**Problem details**
Set down the records once more, please, exactly and with the pictures left out.

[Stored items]
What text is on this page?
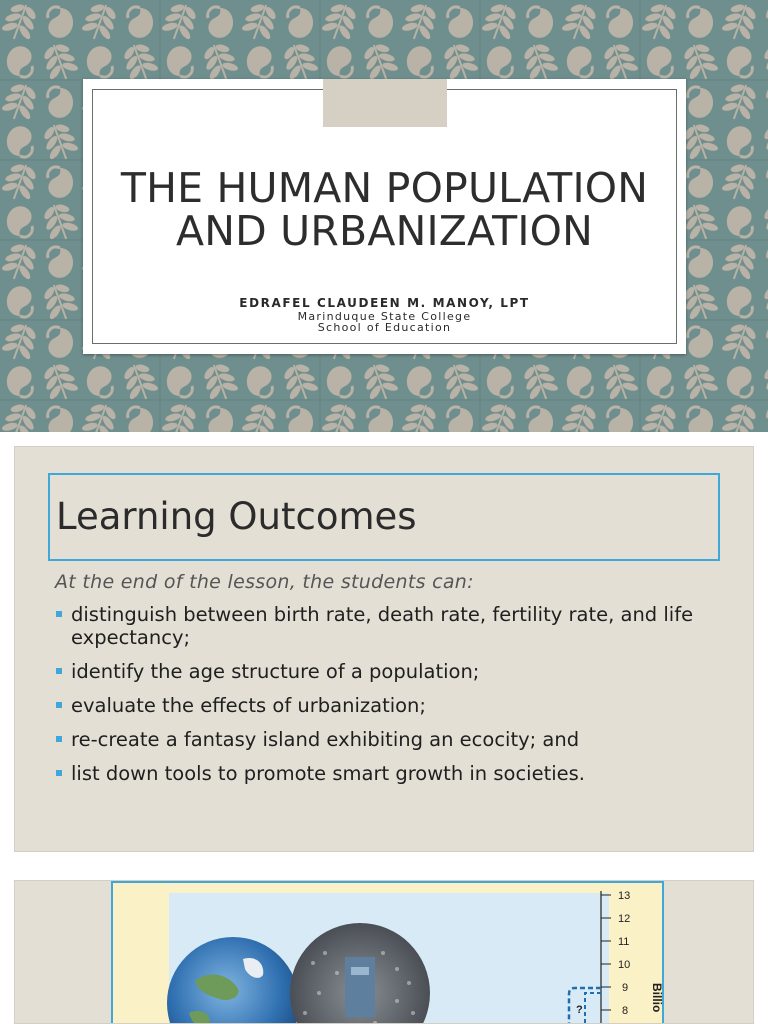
THE HUMAN POPULATION
AND URBANIZATION
EDRAFEL CLAUDEEN M. MANOY, LPT
Marinduque State College
School of Education
Learning Outcomes
At the end of the lesson, the students can:
distinguish between birth rate, death rate, fertility rate, and life expectancy;
identify the age structure of a population;
evaluate the effects of urbanization;
re-create a fantasy island exhibiting an ecocity; and
list down tools to promote smart growth in societies.
13
12
11
10
9
8 Billio
?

**Output of the exercise**
What text is on this page?
THE HUMAN POPULATION
AND URBANIZATION
EDRAFEL CLAUDEEN M. MANOY, LPT
Marinduque State College
School of Education
Learning Outcomes
At the end of the lesson, the students can:
distinguish between birth rate, death rate, fertility rate, and life expectancy;
identify the age structure of a population;
evaluate the effects of urbanization;
re-create a fantasy island exhibiting an ecocity; and
list down tools to promote smart growth in societies.
13
12
11
10
9
8 Billio
?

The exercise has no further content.